_To do:_
Go through the lines below. Copy those with "plan".

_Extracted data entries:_
______

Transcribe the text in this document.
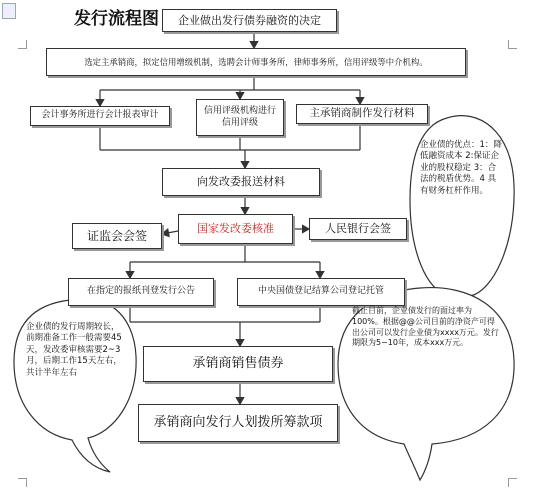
发行流程图 企业做出发行债券融资的决定
选定主承销商，拟定信用增级机制，选聘会计师事务所，律师事务所，信用评级等中介机构。
会计事务所进行会计报表审计	信用评级机构进行信用评级
主承销商制作发行材料
向发改委报送材料
国家发改委核准
证监会会签	人民银行会签
在指定的报纸刊登发行公告	中央国债登记结算公司登记托管
承销商销售债券
承销商向发行人划拨所筹款项
企业债的优点：1：降低融资成本 2:保证企业的股权稳定 3：合法的税盾优势。4 具有财务杠杆作用。
企业债的发行周期较长，前期准备工作一般需要45天，发改委审核需要2~3月，后期工作15天左右，共计半年左右
截止目前，企业债发行的面过率为100%。根据@@公司目前的净资产可得出公司可以发行企业债为xxxx万元。发行期限为5~10年，成本xxx万元。
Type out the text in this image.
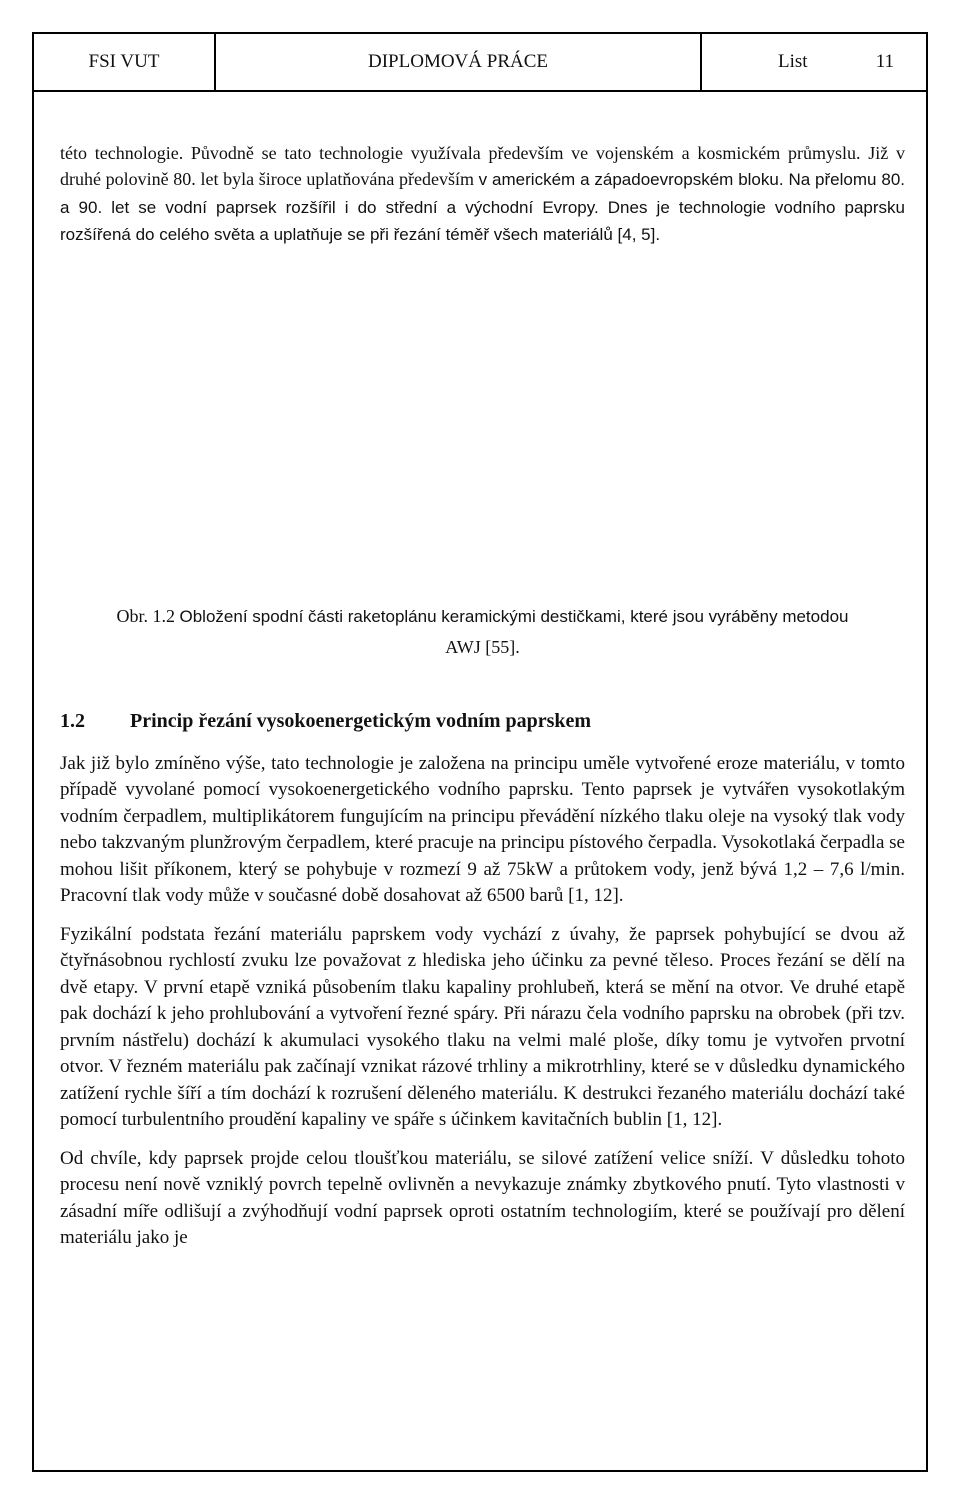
FSI VUT	DIPLOMOVÁ PRÁCE	List	11

této technologie. Původně se tato technologie využívala především ve vojenském a kosmickém průmyslu. Již v druhé polovině 80. let byla široce uplatňována především v americkém a západoevropském bloku. Na přelomu 80. a 90. let se vodní paprsek rozšířil i do střední a východní Evropy. Dnes je technologie vodního paprsku rozšířená do celého světa a uplatňuje se při řezání téměř všech materiálů [4, 5].

Obr. 1.2 Obložení spodní části raketoplánu keramickými destičkami, které jsou vyráběny metodou
AWJ [55].

1.2	Princip řezání vysokoenergetickým vodním paprskem

Jak již bylo zmíněno výše, tato technologie je založena na principu uměle vytvořené eroze materiálu, v tomto případě vyvolané pomocí vysokoenergetického vodního paprsku. Tento paprsek je vytvářen vysokotlakým vodním čerpadlem, multiplikátorem fungujícím na principu převádění nízkého tlaku oleje na vysoký tlak vody nebo takzvaným plunžrovým čerpadlem, které pracuje na principu pístového čerpadla. Vysokotlaká čerpadla se mohou lišit příkonem, který se pohybuje v rozmezí 9 až 75kW a průtokem vody, jenž bývá 1,2 – 7,6 l/min. Pracovní tlak vody může v současné době dosahovat až 6500 barů [1, 12].

Fyzikální podstata řezání materiálu paprskem vody vychází z úvahy, že paprsek pohybující se dvou až čtyřnásobnou rychlostí zvuku lze považovat z hlediska jeho účinku za pevné těleso. Proces řezání se dělí na dvě etapy. V první etapě vzniká působením tlaku kapaliny prohlubeň, která se mění na otvor. Ve druhé etapě pak dochází k jeho prohlubování a vytvoření řezné spáry. Při nárazu čela vodního paprsku na obrobek (při tzv. prvním nástřelu) dochází k akumulaci vysokého tlaku na velmi malé ploše, díky tomu je vytvořen prvotní otvor. V řezném materiálu pak začínají vznikat rázové trhliny a mikrotrhliny, které se v důsledku dynamického zatížení rychle šíří a tím dochází k rozrušení děleného materiálu. K destrukci řezaného materiálu dochází také pomocí turbulentního proudění kapaliny ve spáře s účinkem kavitačních bublin [1, 12].

Od chvíle, kdy paprsek projde celou tloušťkou materiálu, se silové zatížení velice sníží. V důsledku tohoto procesu není nově vzniklý povrch tepelně ovlivněn a nevykazuje známky zbytkového pnutí. Tyto vlastnosti v zásadní míře odlišují a zvýhodňují vodní paprsek oproti ostatním technologiím, které se používají pro dělení materiálu jako je
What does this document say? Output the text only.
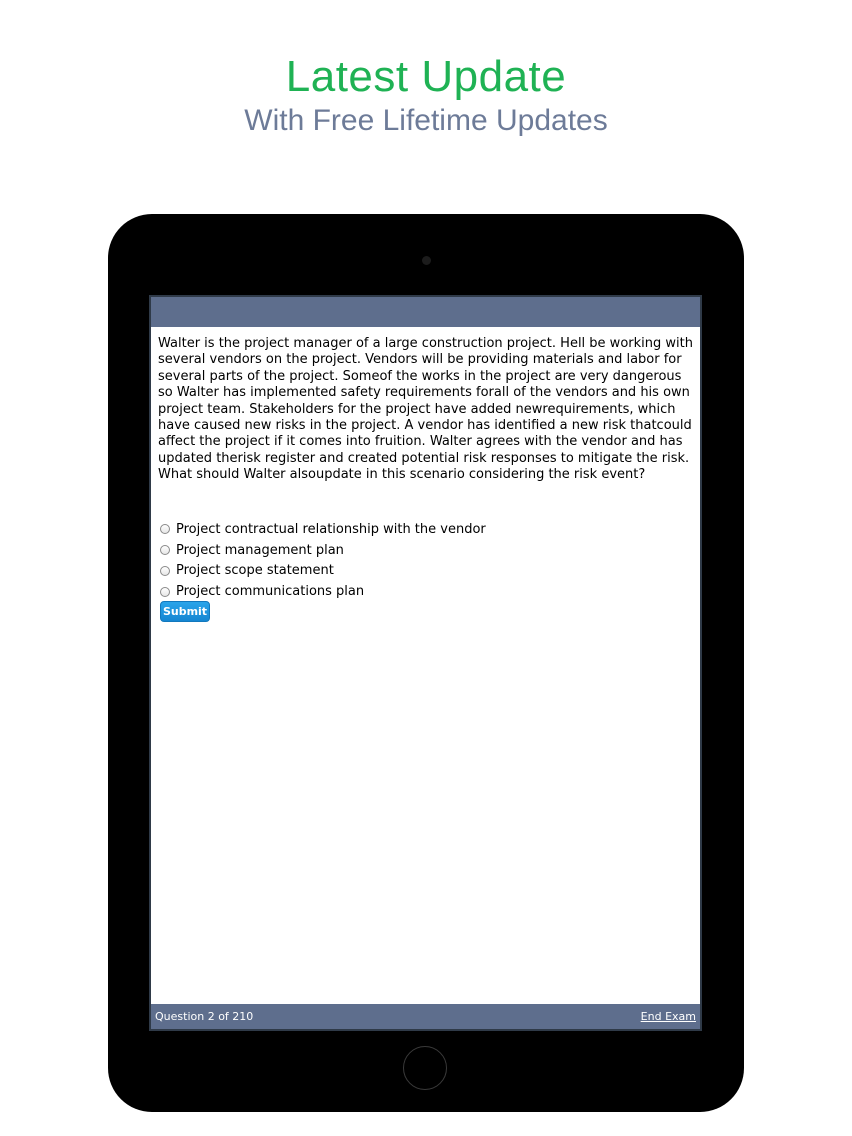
Latest Update
With Free Lifetime Updates
Walter is the project manager of a large construction project. Hell be working with several vendors on the project. Vendors will be providing materials and labor for several parts of the project. Someof the works in the project are very dangerous so Walter has implemented safety requirements forall of the vendors and his own project team. Stakeholders for the project have added newrequirements, which have caused new risks in the project. A vendor has identified a new risk thatcould affect the project if it comes into fruition. Walter agrees with the vendor and has updated therisk register and created potential risk responses to mitigate the risk. What should Walter alsoupdate in this scenario considering the risk event?
Project contractual relationship with the vendor
Project management plan
Project scope statement
Project communications plan
Submit
Question 2 of 210	End Exam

______

_Answer to the problem:_
Project management plan
Project communications plan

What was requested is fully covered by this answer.